WHAT THIS TASK INVOLVES:
Each line of the listing where the string "cruel" appears is to be identified and copied.
####################
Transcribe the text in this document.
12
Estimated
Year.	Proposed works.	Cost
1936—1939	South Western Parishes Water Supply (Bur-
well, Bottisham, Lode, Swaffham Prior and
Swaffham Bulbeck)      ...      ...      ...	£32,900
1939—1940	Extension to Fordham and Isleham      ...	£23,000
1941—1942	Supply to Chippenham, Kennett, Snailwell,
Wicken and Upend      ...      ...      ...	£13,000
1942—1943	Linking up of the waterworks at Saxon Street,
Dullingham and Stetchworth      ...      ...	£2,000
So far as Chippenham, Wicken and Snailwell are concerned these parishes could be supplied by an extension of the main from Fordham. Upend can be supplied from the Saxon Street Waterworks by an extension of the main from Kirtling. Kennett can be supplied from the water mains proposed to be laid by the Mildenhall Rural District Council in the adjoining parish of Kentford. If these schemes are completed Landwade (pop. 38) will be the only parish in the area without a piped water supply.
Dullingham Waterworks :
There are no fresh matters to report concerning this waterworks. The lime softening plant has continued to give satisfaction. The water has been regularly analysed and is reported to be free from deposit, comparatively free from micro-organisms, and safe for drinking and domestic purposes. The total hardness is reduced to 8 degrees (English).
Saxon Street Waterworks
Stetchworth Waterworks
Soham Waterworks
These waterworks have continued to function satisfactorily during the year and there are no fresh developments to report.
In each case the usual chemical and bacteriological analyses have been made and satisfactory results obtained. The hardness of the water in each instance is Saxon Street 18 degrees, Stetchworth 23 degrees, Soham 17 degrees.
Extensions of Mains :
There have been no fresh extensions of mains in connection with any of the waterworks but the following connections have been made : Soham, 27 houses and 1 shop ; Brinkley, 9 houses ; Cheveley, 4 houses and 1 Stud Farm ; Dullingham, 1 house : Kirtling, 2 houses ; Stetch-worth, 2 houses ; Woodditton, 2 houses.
####################
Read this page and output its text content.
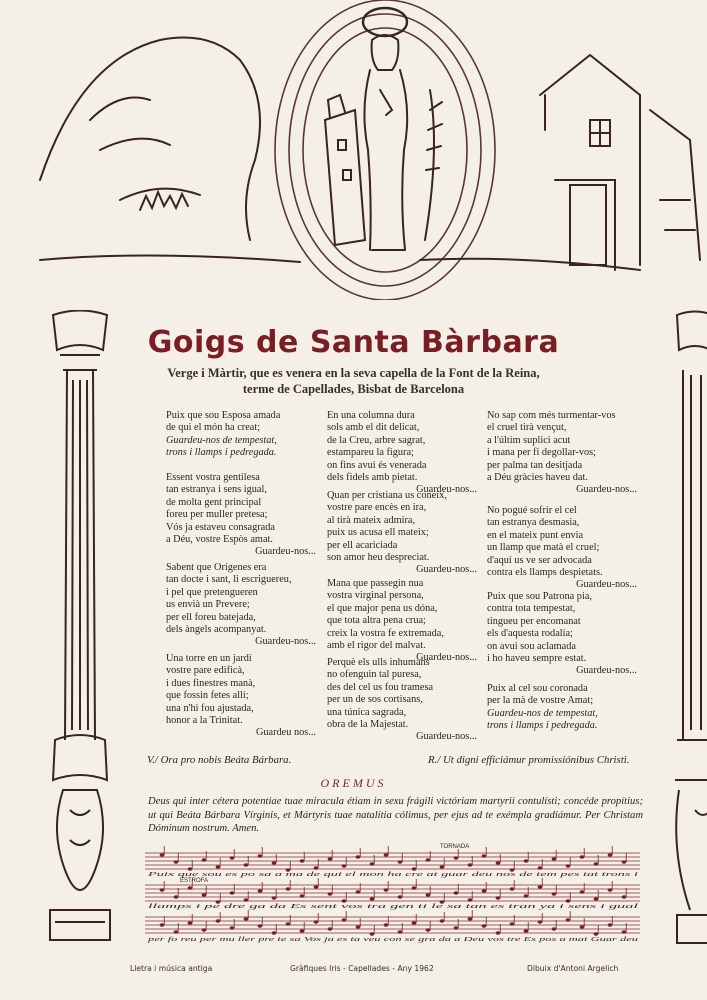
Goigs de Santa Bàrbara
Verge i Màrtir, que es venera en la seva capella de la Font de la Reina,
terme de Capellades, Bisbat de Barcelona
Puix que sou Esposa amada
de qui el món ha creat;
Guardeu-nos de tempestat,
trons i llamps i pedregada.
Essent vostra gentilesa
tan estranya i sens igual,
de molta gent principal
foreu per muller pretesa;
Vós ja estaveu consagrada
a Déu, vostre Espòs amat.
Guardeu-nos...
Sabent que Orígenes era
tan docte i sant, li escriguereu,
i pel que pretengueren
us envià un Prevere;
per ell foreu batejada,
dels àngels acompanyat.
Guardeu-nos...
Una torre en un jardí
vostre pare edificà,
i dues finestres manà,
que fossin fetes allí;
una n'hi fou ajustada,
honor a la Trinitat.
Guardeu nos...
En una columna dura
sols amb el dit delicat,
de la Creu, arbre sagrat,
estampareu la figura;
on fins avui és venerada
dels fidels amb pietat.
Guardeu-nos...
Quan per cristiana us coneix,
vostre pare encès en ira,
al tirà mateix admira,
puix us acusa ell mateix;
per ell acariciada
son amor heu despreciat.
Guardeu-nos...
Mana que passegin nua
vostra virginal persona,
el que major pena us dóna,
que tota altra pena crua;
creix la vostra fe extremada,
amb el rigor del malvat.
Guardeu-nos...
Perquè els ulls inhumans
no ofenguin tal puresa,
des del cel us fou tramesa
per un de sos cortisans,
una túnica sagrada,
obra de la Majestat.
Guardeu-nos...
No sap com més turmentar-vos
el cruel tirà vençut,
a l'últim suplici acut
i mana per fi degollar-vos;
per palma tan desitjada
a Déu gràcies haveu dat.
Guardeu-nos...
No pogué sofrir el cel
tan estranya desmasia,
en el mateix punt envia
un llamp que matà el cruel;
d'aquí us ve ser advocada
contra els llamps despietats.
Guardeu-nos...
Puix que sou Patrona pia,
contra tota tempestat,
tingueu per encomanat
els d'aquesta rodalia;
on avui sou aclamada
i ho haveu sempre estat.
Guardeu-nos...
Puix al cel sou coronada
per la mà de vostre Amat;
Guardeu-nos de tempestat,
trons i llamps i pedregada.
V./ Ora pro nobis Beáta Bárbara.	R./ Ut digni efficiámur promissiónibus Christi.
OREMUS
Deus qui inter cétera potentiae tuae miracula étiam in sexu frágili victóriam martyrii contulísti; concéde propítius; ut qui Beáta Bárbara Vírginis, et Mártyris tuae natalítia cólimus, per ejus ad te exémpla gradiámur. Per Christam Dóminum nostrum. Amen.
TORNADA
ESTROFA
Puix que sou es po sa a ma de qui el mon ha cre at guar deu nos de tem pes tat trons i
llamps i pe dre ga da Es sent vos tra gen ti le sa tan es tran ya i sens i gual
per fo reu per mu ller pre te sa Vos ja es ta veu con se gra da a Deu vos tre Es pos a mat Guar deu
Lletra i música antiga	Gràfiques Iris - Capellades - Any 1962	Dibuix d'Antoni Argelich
####################
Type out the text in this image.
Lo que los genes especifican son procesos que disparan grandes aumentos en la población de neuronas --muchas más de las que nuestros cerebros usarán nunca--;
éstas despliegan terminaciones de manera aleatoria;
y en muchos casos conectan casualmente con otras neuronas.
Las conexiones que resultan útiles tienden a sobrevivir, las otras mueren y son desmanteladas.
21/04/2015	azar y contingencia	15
####################
RESULT OF THIS EXERCISE:
el cruel tirà vençut,
un llamp que matà el cruel;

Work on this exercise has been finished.